===== DATA TO PROCESS
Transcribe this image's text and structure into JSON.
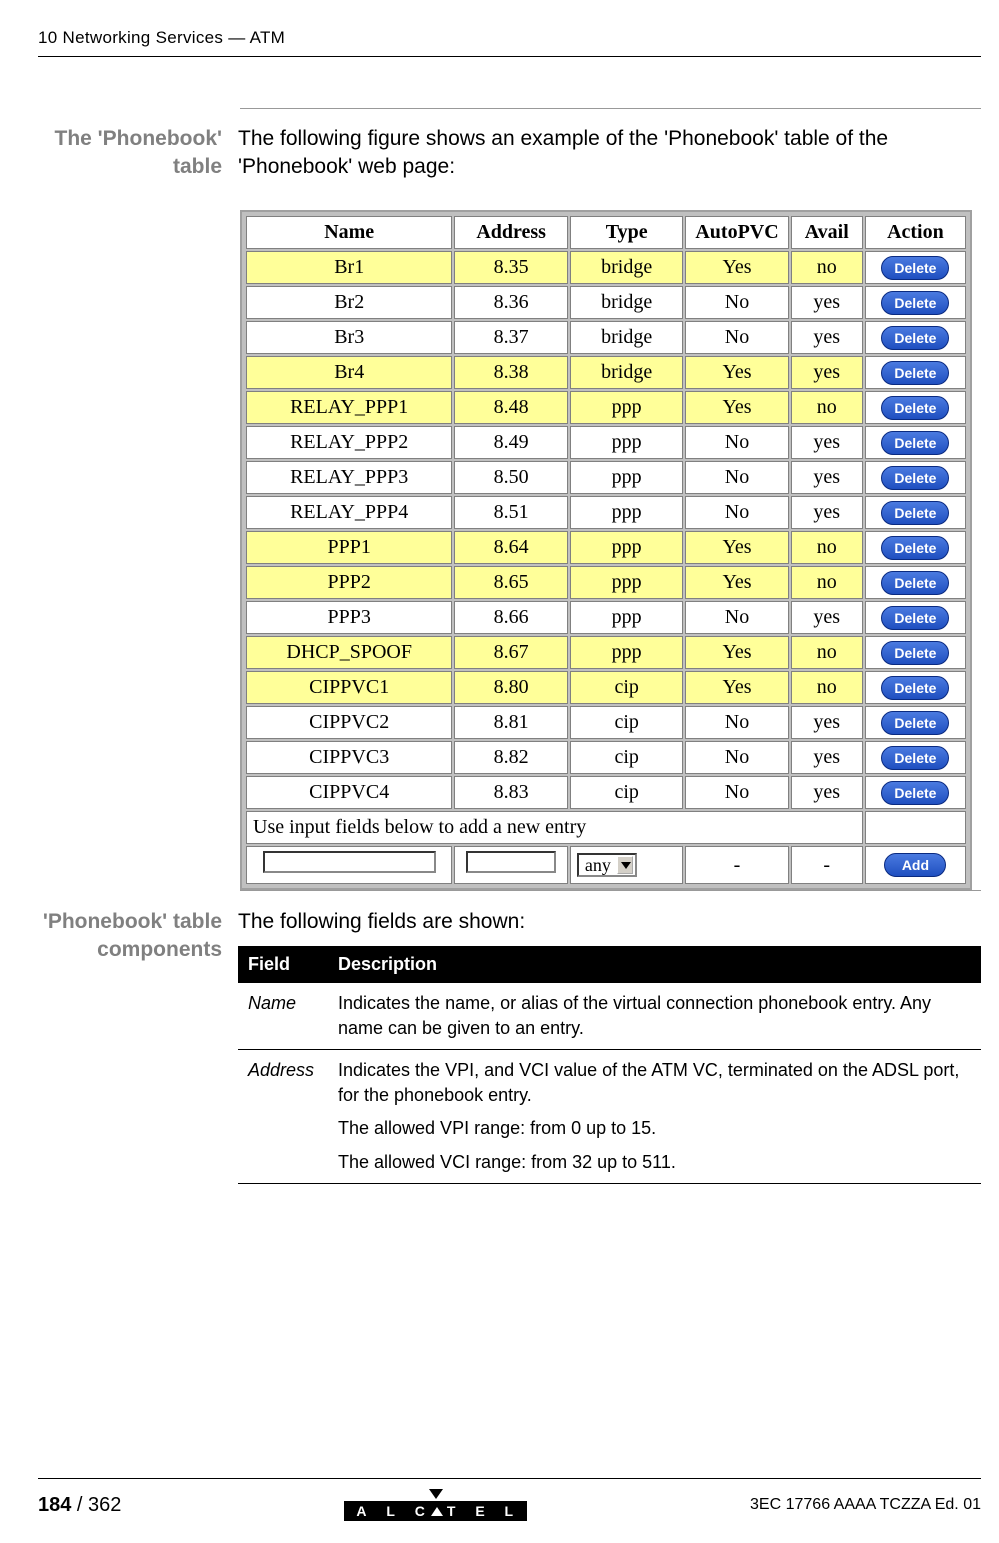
{
  "header": "10 Networking Services — ATM",
  "section1": {
    "heading": "The 'Phonebook' table",
    "intro": "The following figure shows an example of the 'Phonebook' table of the 'Phonebook' web page:"
  },
  "phonebook": {
    "columns": [
      "Name",
      "Address",
      "Type",
      "AutoPVC",
      "Avail",
      "Action"
    ],
    "col_widths": [
      "200px",
      "110px",
      "110px",
      "100px",
      "70px",
      "98px"
    ],
    "highlight_color": "#ffff99",
    "delete_label": "Delete",
    "add_label": "Add",
    "rows": [
      {
        "name": "Br1",
        "address": "8.35",
        "type": "bridge",
        "autopvc": "Yes",
        "avail": "no",
        "hl": true
      },
      {
        "name": "Br2",
        "address": "8.36",
        "type": "bridge",
        "autopvc": "No",
        "avail": "yes",
        "hl": false
      },
      {
        "name": "Br3",
        "address": "8.37",
        "type": "bridge",
        "autopvc": "No",
        "avail": "yes",
        "hl": false
      },
      {
        "name": "Br4",
        "address": "8.38",
        "type": "bridge",
        "autopvc": "Yes",
        "avail": "yes",
        "hl": true
      },
      {
        "name": "RELAY_PPP1",
        "address": "8.48",
        "type": "ppp",
        "autopvc": "Yes",
        "avail": "no",
        "hl": true
      },
      {
        "name": "RELAY_PPP2",
        "address": "8.49",
        "type": "ppp",
        "autopvc": "No",
        "avail": "yes",
        "hl": false
      },
      {
        "name": "RELAY_PPP3",
        "address": "8.50",
        "type": "ppp",
        "autopvc": "No",
        "avail": "yes",
        "hl": false
      },
      {
        "name": "RELAY_PPP4",
        "address": "8.51",
        "type": "ppp",
        "autopvc": "No",
        "avail": "yes",
        "hl": false
      },
      {
        "name": "PPP1",
        "address": "8.64",
        "type": "ppp",
        "autopvc": "Yes",
        "avail": "no",
        "hl": true
      },
      {
        "name": "PPP2",
        "address": "8.65",
        "type": "ppp",
        "autopvc": "Yes",
        "avail": "no",
        "hl": true
      },
      {
        "name": "PPP3",
        "address": "8.66",
        "type": "ppp",
        "autopvc": "No",
        "avail": "yes",
        "hl": false
      },
      {
        "name": "DHCP_SPOOF",
        "address": "8.67",
        "type": "ppp",
        "autopvc": "Yes",
        "avail": "no",
        "hl": true
      },
      {
        "name": "CIPPVC1",
        "address": "8.80",
        "type": "cip",
        "autopvc": "Yes",
        "avail": "no",
        "hl": true
      },
      {
        "name": "CIPPVC2",
        "address": "8.81",
        "type": "cip",
        "autopvc": "No",
        "avail": "yes",
        "hl": false
      },
      {
        "name": "CIPPVC3",
        "address": "8.82",
        "type": "cip",
        "autopvc": "No",
        "avail": "yes",
        "hl": false
      },
      {
        "name": "CIPPVC4",
        "address": "8.83",
        "type": "cip",
        "autopvc": "No",
        "avail": "yes",
        "hl": false
      }
    ],
    "instruction": "Use input fields below to add a new entry",
    "new_entry": {
      "type_selected": "any",
      "autopvc": "-",
      "avail": "-"
    }
  },
  "section2": {
    "heading": "'Phonebook' table components",
    "intro": "The following fields are shown:",
    "fields_header": [
      "Field",
      "Description"
    ],
    "fields": [
      {
        "name": "Name",
        "desc": [
          "Indicates the name, or alias of the virtual connection phonebook entry. Any name can be given to an entry."
        ]
      },
      {
        "name": "Address",
        "desc": [
          "Indicates the VPI, and VCI value of the ATM VC, terminated on the ADSL port, for the phonebook entry.",
          "The allowed VPI range: from 0 up to 15.",
          "The allowed VCI range: from 32 up to 511."
        ]
      }
    ]
  },
  "footer": {
    "page": "184",
    "total": " / 362",
    "brand": "ALCATEL",
    "docref": "3EC 17766 AAAA TCZZA Ed. 01"
  },
  "colors": {
    "pill_bg_top": "#4a7ae0",
    "pill_bg_bottom": "#1f4fc0",
    "pill_border": "#0a2a80",
    "table_border": "#808080",
    "side_heading": "#808080"
  }
}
==========
Transcribe the full listing above exactly as it stands, minus the pictures.

Transcribe this image's text and structure into JSON.
{
  "header": "10 Networking Services — ATM",
  "section1": {
    "heading": "The 'Phonebook' table",
    "intro": "The following figure shows an example of the 'Phonebook' table of the 'Phonebook' web page:"
  },
  "phonebook": {
    "columns": [
      "Name",
      "Address",
      "Type",
      "AutoPVC",
      "Avail",
      "Action"
    ],
    "col_widths": [
      "200px",
      "110px",
      "110px",
      "100px",
      "70px",
      "98px"
    ],
    "highlight_color": "#ffff99",
    "delete_label": "Delete",
    "add_label": "Add",
    "rows": [
      {
        "name": "Br1",
        "address": "8.35",
        "type": "bridge",
        "autopvc": "Yes",
        "avail": "no",
        "hl": true
      },
      {
        "name": "Br2",
        "address": "8.36",
        "type": "bridge",
        "autopvc": "No",
        "avail": "yes",
        "hl": false
      },
      {
        "name": "Br3",
        "address": "8.37",
        "type": "bridge",
        "autopvc": "No",
        "avail": "yes",
        "hl": false
      },
      {
        "name": "Br4",
        "address": "8.38",
        "type": "bridge",
        "autopvc": "Yes",
        "avail": "yes",
        "hl": true
      },
      {
        "name": "RELAY_PPP1",
        "address": "8.48",
        "type": "ppp",
        "autopvc": "Yes",
        "avail": "no",
        "hl": true
      },
      {
        "name": "RELAY_PPP2",
        "address": "8.49",
        "type": "ppp",
        "autopvc": "No",
        "avail": "yes",
        "hl": false
      },
      {
        "name": "RELAY_PPP3",
        "address": "8.50",
        "type": "ppp",
        "autopvc": "No",
        "avail": "yes",
        "hl": false
      },
      {
        "name": "RELAY_PPP4",
        "address": "8.51",
        "type": "ppp",
        "autopvc": "No",
        "avail": "yes",
        "hl": false
      },
      {
        "name": "PPP1",
        "address": "8.64",
        "type": "ppp",
        "autopvc": "Yes",
        "avail": "no",
        "hl": true
      },
      {
        "name": "PPP2",
        "address": "8.65",
        "type": "ppp",
        "autopvc": "Yes",
        "avail": "no",
        "hl": true
      },
      {
        "name": "PPP3",
        "address": "8.66",
        "type": "ppp",
        "autopvc": "No",
        "avail": "yes",
        "hl": false
      },
      {
        "name": "DHCP_SPOOF",
        "address": "8.67",
        "type": "ppp",
        "autopvc": "Yes",
        "avail": "no",
        "hl": true
      },
      {
        "name": "CIPPVC1",
        "address": "8.80",
        "type": "cip",
        "autopvc": "Yes",
        "avail": "no",
        "hl": true
      },
      {
        "name": "CIPPVC2",
        "address": "8.81",
        "type": "cip",
        "autopvc": "No",
        "avail": "yes",
        "hl": false
      },
      {
        "name": "CIPPVC3",
        "address": "8.82",
        "type": "cip",
        "autopvc": "No",
        "avail": "yes",
        "hl": false
      },
      {
        "name": "CIPPVC4",
        "address": "8.83",
        "type": "cip",
        "autopvc": "No",
        "avail": "yes",
        "hl": false
      }
    ],
    "instruction": "Use input fields below to add a new entry",
    "new_entry": {
      "type_selected": "any",
      "autopvc": "-",
      "avail": "-"
    }
  },
  "section2": {
    "heading": "'Phonebook' table components",
    "intro": "The following fields are shown:",
    "fields_header": [
      "Field",
      "Description"
    ],
    "fields": [
      {
        "name": "Name",
        "desc": [
          "Indicates the name, or alias of the virtual connection phonebook entry. Any name can be given to an entry."
        ]
      },
      {
        "name": "Address",
        "desc": [
          "Indicates the VPI, and VCI value of the ATM VC, terminated on the ADSL port, for the phonebook entry.",
          "The allowed VPI range: from 0 up to 15.",
          "The allowed VCI range: from 32 up to 511."
        ]
      }
    ]
  },
  "footer": {
    "page": "184",
    "total": " / 362",
    "brand": "ALCATEL",
    "docref": "3EC 17766 AAAA TCZZA Ed. 01"
  },
  "colors": {
    "pill_bg_top": "#4a7ae0",
    "pill_bg_bottom": "#1f4fc0",
    "pill_border": "#0a2a80",
    "table_border": "#808080",
    "side_heading": "#808080"
  }
}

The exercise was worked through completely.